Stated exercise: The records below are to be quoted in full; please keep every word exact.

━━━ Records for processing ━━━

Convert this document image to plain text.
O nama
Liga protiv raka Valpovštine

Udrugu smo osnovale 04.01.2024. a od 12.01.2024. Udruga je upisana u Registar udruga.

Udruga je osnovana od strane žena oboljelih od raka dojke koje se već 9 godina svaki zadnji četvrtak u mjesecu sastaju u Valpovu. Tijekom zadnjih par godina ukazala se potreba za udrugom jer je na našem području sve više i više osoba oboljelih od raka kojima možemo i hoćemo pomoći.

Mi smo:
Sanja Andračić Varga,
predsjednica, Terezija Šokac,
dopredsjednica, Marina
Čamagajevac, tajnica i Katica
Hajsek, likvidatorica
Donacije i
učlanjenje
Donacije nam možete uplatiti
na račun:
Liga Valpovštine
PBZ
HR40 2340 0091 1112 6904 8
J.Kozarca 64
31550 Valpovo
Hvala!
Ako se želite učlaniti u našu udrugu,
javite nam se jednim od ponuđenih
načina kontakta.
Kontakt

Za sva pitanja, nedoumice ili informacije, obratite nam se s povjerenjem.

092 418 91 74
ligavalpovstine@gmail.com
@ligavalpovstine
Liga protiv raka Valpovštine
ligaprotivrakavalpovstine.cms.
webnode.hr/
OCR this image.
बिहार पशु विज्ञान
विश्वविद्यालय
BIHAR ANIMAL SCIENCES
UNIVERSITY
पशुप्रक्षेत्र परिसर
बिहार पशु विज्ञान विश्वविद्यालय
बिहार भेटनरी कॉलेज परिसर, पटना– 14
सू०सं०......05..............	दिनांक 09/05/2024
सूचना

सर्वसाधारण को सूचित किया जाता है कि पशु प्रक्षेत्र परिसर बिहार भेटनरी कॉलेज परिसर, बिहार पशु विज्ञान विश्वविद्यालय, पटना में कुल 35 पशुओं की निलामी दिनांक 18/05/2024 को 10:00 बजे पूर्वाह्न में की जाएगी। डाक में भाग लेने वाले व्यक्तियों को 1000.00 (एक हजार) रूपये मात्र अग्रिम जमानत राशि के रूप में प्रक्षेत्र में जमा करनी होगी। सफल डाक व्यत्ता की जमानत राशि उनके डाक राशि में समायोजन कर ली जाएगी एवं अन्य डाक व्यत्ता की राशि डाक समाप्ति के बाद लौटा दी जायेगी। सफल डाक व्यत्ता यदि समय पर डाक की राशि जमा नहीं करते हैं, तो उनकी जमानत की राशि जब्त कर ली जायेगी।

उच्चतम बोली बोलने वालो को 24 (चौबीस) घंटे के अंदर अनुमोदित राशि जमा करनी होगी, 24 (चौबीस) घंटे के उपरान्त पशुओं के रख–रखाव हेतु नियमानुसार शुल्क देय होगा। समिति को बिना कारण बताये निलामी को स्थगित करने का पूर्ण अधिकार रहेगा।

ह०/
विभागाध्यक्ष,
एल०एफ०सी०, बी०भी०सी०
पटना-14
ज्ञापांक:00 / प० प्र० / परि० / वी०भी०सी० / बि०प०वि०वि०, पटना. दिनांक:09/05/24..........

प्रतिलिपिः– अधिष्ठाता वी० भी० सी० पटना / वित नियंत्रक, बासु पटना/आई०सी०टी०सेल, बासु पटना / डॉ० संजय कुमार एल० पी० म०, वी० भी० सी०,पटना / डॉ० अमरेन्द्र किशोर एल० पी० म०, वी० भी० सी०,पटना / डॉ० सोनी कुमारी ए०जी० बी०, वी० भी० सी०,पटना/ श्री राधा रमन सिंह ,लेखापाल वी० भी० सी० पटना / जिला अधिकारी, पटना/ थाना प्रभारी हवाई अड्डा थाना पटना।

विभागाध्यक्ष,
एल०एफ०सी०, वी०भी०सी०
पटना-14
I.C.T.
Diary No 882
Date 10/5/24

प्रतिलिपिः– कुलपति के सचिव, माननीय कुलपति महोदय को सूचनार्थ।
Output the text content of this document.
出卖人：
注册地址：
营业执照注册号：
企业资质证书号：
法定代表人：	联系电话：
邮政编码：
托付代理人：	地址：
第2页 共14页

━━━

Task output:
Convert this document image to plain text.
O nama
Liga protiv raka Valpovštine

Udrugu smo osnovale 04.01.2024. a od 12.01.2024. Udruga je upisana u Registar udruga.

Udruga je osnovana od strane žena oboljelih od raka dojke koje se već 9 godina svaki zadnji četvrtak u mjesecu sastaju u Valpovu. Tijekom zadnjih par godina ukazala se potreba za udrugom jer je na našem području sve više i više osoba oboljelih od raka kojima možemo i hoćemo pomoći.

Mi smo:
Sanja Andračić Varga,
predsjednica, Terezija Šokac,
dopredsjednica, Marina
Čamagajevac, tajnica i Katica
Hajsek, likvidatorica
Donacije i
učlanjenje
Donacije nam možete uplatiti
na račun:
Liga Valpovštine
PBZ
HR40 2340 0091 1112 6904 8
J.Kozarca 64
31550 Valpovo
Hvala!
Ako se želite učlaniti u našu udrugu,
javite nam se jednim od ponuđenih
načina kontakta.
Kontakt

Za sva pitanja, nedoumice ili informacije, obratite nam se s povjerenjem.

092 418 91 74
ligavalpovstine@gmail.com
@ligavalpovstine
Liga protiv raka Valpovštine
ligaprotivrakavalpovstine.cms.
webnode.hr/
OCR this image.
बिहार पशु विज्ञान
विश्वविद्यालय
BIHAR ANIMAL SCIENCES
UNIVERSITY
पशुप्रक्षेत्र परिसर
बिहार पशु विज्ञान विश्वविद्यालय
बिहार भेटनरी कॉलेज परिसर, पटना– 14
सू०सं०......05..............	दिनांक 09/05/2024
सूचना

सर्वसाधारण को सूचित किया जाता है कि पशु प्रक्षेत्र परिसर बिहार भेटनरी कॉलेज परिसर, बिहार पशु विज्ञान विश्वविद्यालय, पटना में कुल 35 पशुओं की निलामी दिनांक 18/05/2024 को 10:00 बजे पूर्वाह्न में की जाएगी। डाक में भाग लेने वाले व्यक्तियों को 1000.00 (एक हजार) रूपये मात्र अग्रिम जमानत राशि के रूप में प्रक्षेत्र में जमा करनी होगी। सफल डाक व्यत्ता की जमानत राशि उनके डाक राशि में समायोजन कर ली जाएगी एवं अन्य डाक व्यत्ता की राशि डाक समाप्ति के बाद लौटा दी जायेगी। सफल डाक व्यत्ता यदि समय पर डाक की राशि जमा नहीं करते हैं, तो उनकी जमानत की राशि जब्त कर ली जायेगी।

उच्चतम बोली बोलने वालो को 24 (चौबीस) घंटे के अंदर अनुमोदित राशि जमा करनी होगी, 24 (चौबीस) घंटे के उपरान्त पशुओं के रख–रखाव हेतु नियमानुसार शुल्क देय होगा। समिति को बिना कारण बताये निलामी को स्थगित करने का पूर्ण अधिकार रहेगा।

ह०/
विभागाध्यक्ष,
एल०एफ०सी०, बी०भी०सी०
पटना-14
ज्ञापांक:00 / प० प्र० / परि० / वी०भी०सी० / बि०प०वि०वि०, पटना. दिनांक:09/05/24..........

प्रतिलिपिः– अधिष्ठाता वी० भी० सी० पटना / वित नियंत्रक, बासु पटना/आई०सी०टी०सेल, बासु पटना / डॉ० संजय कुमार एल० पी० म०, वी० भी० सी०,पटना / डॉ० अमरेन्द्र किशोर एल० पी० म०, वी० भी० सी०,पटना / डॉ० सोनी कुमारी ए०जी० बी०, वी० भी० सी०,पटना/ श्री राधा रमन सिंह ,लेखापाल वी० भी० सी० पटना / जिला अधिकारी, पटना/ थाना प्रभारी हवाई अड्डा थाना पटना।

विभागाध्यक्ष,
एल०एफ०सी०, वी०भी०सी०
पटना-14
I.C.T.
Diary No 882
Date 10/5/24

प्रतिलिपिः– कुलपति के सचिव, माननीय कुलपति महोदय को सूचनार्थ।
Output the text content of this document.
出卖人：
注册地址：
营业执照注册号：
企业资质证书号：
法定代表人：	联系电话：
邮政编码：
托付代理人：	地址：
第2页 共14页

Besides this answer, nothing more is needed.